Supplied data section start

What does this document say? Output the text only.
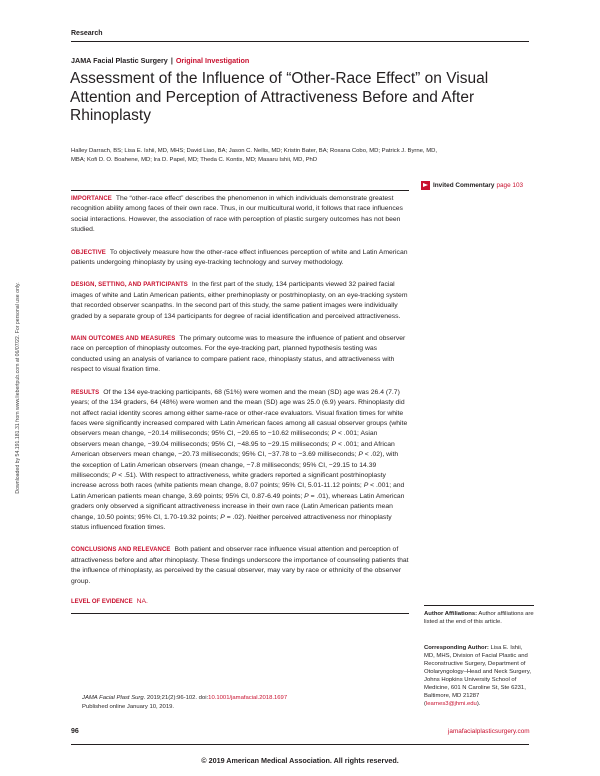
Research
JAMA Facial Plastic Surgery | Original Investigation
Assessment of the Influence of “Other-Race Effect” on Visual Attention and Perception of Attractiveness Before and After Rhinoplasty
Halley Darrach, BS; Lisa E. Ishii, MD, MHS; David Liao, BA; Jason C. Nellis, MD; Kristin Bater, BA; Roxana Cobo, MD; Patrick J. Byrne, MD, MBA; Kofi D. O. Boahene, MD; Ira D. Papel, MD; Theda C. Kontis, MD; Masaru Ishii, MD, PhD
Invited Commentary page 103

IMPORTANCE The “other-race effect” describes the phenomenon in which individuals demonstrate greatest recognition ability among faces of their own race. Thus, in our multicultural world, it follows that race influences social interactions. However, the association of race with perception of plastic surgery outcomes has not been studied.

OBJECTIVE To objectively measure how the other-race effect influences perception of white and Latin American patients undergoing rhinoplasty by using eye-tracking technology and survey methodology.

DESIGN, SETTING, AND PARTICIPANTS In the first part of the study, 134 participants viewed 32 paired facial images of white and Latin American patients, either prerhinoplasty or postrhinoplasty, on an eye-tracking system that recorded observer scanpaths. In the second part of this study, the same patient images were individually graded by a separate group of 134 participants for degree of racial identification and perceived attractiveness.

MAIN OUTCOMES AND MEASURES The primary outcome was to measure the influence of patient and observer race on perception of rhinoplasty outcomes. For the eye-tracking part, planned hypothesis testing was conducted using an analysis of variance to compare patient race, rhinoplasty status, and attractiveness with respect to visual fixation time.

RESULTS Of the 134 eye-tracking participants, 68 (51%) were women and the mean (SD) age was 26.4 (7.7) years; of the 134 graders, 64 (48%) were women and the mean (SD) age was 25.0 (6.9) years. Rhinoplasty did not affect racial identity scores among either same-race or other-race evaluators. Visual fixation times for white faces were significantly increased compared with Latin American faces among all casual observer groups (white observers mean change, −20.14 milliseconds; 95% CI, −29.65 to −10.62 milliseconds; P < .001; Asian observers mean change, −39.04 milliseconds; 95% CI, −48.95 to −29.15 milliseconds; P < .001; and African American observers mean change, −20.73 milliseconds; 95% CI, −37.78 to −3.69 milliseconds; P < .02), with the exception of Latin American observers (mean change, −7.8 milliseconds; 95% CI, −29.15 to 14.39 milliseconds; P < .51). With respect to attractiveness, white graders reported a significant postrhinoplasty increase across both races (white patients mean change, 8.07 points; 95% CI, 5.01-11.12 points; P < .001; and Latin American patients mean change, 3.69 points; 95% CI, 0.87-6.49 points; P = .01), whereas Latin American graders only observed a significant attractiveness increase in their own race (Latin American patients mean change, 10.50 points; 95% CI, 1.70-19.32 points; P = .02). Neither perceived attractiveness nor rhinoplasty status influenced fixation times.

CONCLUSIONS AND RELEVANCE Both patient and observer race influence visual attention and perception of attractiveness before and after rhinoplasty. These findings underscore the importance of counseling patients that the influence of rhinoplasty, as perceived by the casual observer, may vary by race or ethnicity of the observer group.

LEVEL OF EVIDENCE NA.

JAMA Facial Plast Surg. 2019;21(2):96-102. doi:10.1001/jamafacial.2018.1697
Published online January 10, 2019.
Author Affiliations: Author affiliations are listed at the end of this article.
Corresponding Author: Lisa E. Ishii, MD, MHS, Division of Facial Plastic and Reconstructive Surgery, Department of Otolaryngology–Head and Neck Surgery, Johns Hopkins University School of Medicine, 601 N Caroline St, Ste 6231, Baltimore, MD 21287 (learnes3@jhmi.edu).
96	jamafacialplasticsurgery.com
© 2019 American Medical Association. All rights reserved.
Downloaded by 54.191.181.31 from www.liebertpub.com at 06/07/22. For personal use only.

Supplied data section end

Prompt
Lines from the entries that contain the string "measure" are what must be copied.

Result of the exercise
OBJECTIVE To objectively measure how the other-race effect influences perception of white and Latin American patients undergoing rhinoplasty by using eye-tracking technology and survey methodology.
MAIN OUTCOMES AND MEASURES The primary outcome was to measure the influence of patient and observer race on perception of rhinoplasty outcomes. For the eye-tracking part, planned hypothesis testing was conducted using an analysis of variance to compare patient race, rhinoplasty status, and attractiveness with respect to visual fixation time.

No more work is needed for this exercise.